* begin *
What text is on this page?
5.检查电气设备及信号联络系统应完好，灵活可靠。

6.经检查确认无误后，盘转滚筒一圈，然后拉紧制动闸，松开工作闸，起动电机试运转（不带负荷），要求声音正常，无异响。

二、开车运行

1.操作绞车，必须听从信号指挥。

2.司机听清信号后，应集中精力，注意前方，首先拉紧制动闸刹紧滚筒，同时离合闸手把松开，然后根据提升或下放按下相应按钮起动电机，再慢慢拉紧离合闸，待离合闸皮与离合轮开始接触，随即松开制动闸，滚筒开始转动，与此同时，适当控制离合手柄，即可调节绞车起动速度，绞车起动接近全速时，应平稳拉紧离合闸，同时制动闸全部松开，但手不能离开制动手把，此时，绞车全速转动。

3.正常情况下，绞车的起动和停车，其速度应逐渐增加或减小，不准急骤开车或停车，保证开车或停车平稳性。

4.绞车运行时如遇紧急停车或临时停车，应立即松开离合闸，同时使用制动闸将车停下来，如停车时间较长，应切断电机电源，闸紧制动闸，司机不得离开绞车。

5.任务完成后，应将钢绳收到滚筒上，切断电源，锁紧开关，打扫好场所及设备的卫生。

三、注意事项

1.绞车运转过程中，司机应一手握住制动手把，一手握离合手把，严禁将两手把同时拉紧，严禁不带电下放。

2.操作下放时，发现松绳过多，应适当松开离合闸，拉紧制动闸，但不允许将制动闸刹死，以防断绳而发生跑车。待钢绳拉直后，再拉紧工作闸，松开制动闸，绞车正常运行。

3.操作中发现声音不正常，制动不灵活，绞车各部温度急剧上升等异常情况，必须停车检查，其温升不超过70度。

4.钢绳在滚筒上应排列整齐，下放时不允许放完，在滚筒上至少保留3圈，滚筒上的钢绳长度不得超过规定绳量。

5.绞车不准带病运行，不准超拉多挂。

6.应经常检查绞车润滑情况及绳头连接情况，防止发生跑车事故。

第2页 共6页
* end *
### PROBLEM TO SOLVE
Quote every entry exactly.

### TASK OUTPUT
What text is on this page?
5.检查电气设备及信号联络系统应完好，灵活可靠。

6.经检查确认无误后，盘转滚筒一圈，然后拉紧制动闸，松开工作闸，起动电机试运转（不带负荷），要求声音正常，无异响。

二、开车运行

1.操作绞车，必须听从信号指挥。

2.司机听清信号后，应集中精力，注意前方，首先拉紧制动闸刹紧滚筒，同时离合闸手把松开，然后根据提升或下放按下相应按钮起动电机，再慢慢拉紧离合闸，待离合闸皮与离合轮开始接触，随即松开制动闸，滚筒开始转动，与此同时，适当控制离合手柄，即可调节绞车起动速度，绞车起动接近全速时，应平稳拉紧离合闸，同时制动闸全部松开，但手不能离开制动手把，此时，绞车全速转动。

3.正常情况下，绞车的起动和停车，其速度应逐渐增加或减小，不准急骤开车或停车，保证开车或停车平稳性。

4.绞车运行时如遇紧急停车或临时停车，应立即松开离合闸，同时使用制动闸将车停下来，如停车时间较长，应切断电机电源，闸紧制动闸，司机不得离开绞车。

5.任务完成后，应将钢绳收到滚筒上，切断电源，锁紧开关，打扫好场所及设备的卫生。

三、注意事项

1.绞车运转过程中，司机应一手握住制动手把，一手握离合手把，严禁将两手把同时拉紧，严禁不带电下放。

2.操作下放时，发现松绳过多，应适当松开离合闸，拉紧制动闸，但不允许将制动闸刹死，以防断绳而发生跑车。待钢绳拉直后，再拉紧工作闸，松开制动闸，绞车正常运行。

3.操作中发现声音不正常，制动不灵活，绞车各部温度急剧上升等异常情况，必须停车检查，其温升不超过70度。

4.钢绳在滚筒上应排列整齐，下放时不允许放完，在滚筒上至少保留3圈，滚筒上的钢绳长度不得超过规定绳量。

5.绞车不准带病运行，不准超拉多挂。

6.应经常检查绞车润滑情况及绳头连接情况，防止发生跑车事故。

第2页 共6页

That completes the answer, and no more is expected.